[Do this]
In this exercise, return the whole listing exactly, excluding any images.
..........
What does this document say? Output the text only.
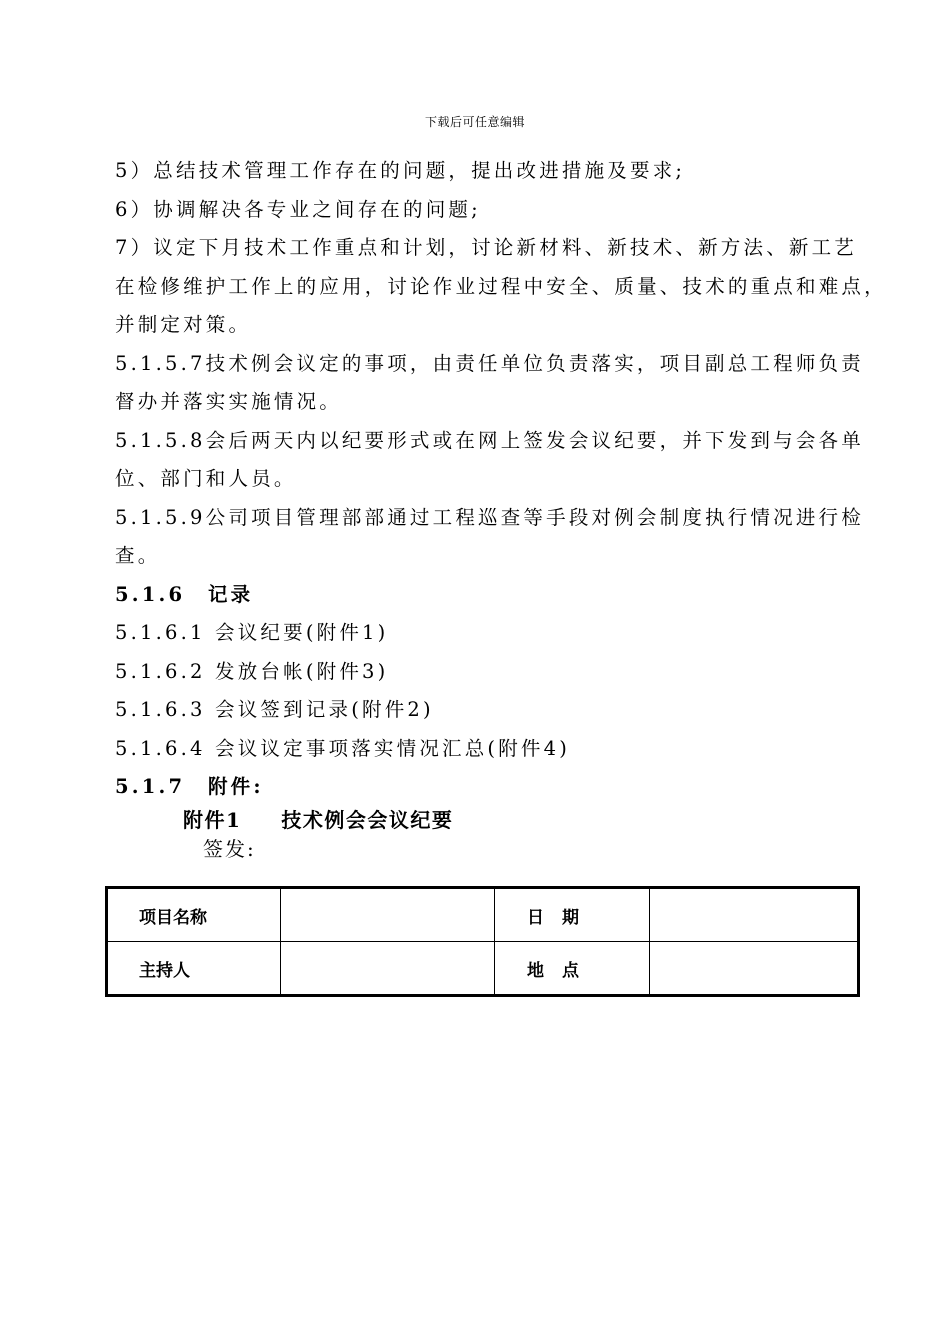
下载后可任意编辑
5）总结技术管理工作存在的问题，提出改进措施及要求;
6）协调解决各专业之间存在的问题;
7）议定下月技术工作重点和计划，讨论新材料、新技术、新方法、新工艺
在检修维护工作上的应用，讨论作业过程中安全、质量、技术的重点和难点，
并制定对策。
5.1.5.7技术例会议定的事项，由责任单位负责落实，项目副总工程师负责
督办并落实实施情况。
5.1.5.8会后两天内以纪要形式或在网上签发会议纪要，并下发到与会各单
位、部门和人员。
5.1.5.9公司项目管理部部通过工程巡查等手段对例会制度执行情况进行检
查。
5.1.6　记录
5.1.6.1 会议纪要(附件1)
5.1.6.2 发放台帐(附件3)
5.1.6.3 会议签到记录(附件2)
5.1.6.4 会议议定事项落实情况汇总(附件4)
5.1.7　附件:
附件1 技术例会会议纪要
签发:
项目名称		日期	
主持人		地点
..........
[Written response]
What does this document say? Output the text only.
下载后可任意编辑
5）总结技术管理工作存在的问题，提出改进措施及要求;
6）协调解决各专业之间存在的问题;
7）议定下月技术工作重点和计划，讨论新材料、新技术、新方法、新工艺
在检修维护工作上的应用，讨论作业过程中安全、质量、技术的重点和难点，
并制定对策。
5.1.5.7技术例会议定的事项，由责任单位负责落实，项目副总工程师负责
督办并落实实施情况。
5.1.5.8会后两天内以纪要形式或在网上签发会议纪要，并下发到与会各单
位、部门和人员。
5.1.5.9公司项目管理部部通过工程巡查等手段对例会制度执行情况进行检
查。
5.1.6　记录
5.1.6.1 会议纪要(附件1)
5.1.6.2 发放台帐(附件3)
5.1.6.3 会议签到记录(附件2)
5.1.6.4 会议议定事项落实情况汇总(附件4)
5.1.7　附件:
附件1 技术例会会议纪要
签发:
项目名称		日期	
主持人		地点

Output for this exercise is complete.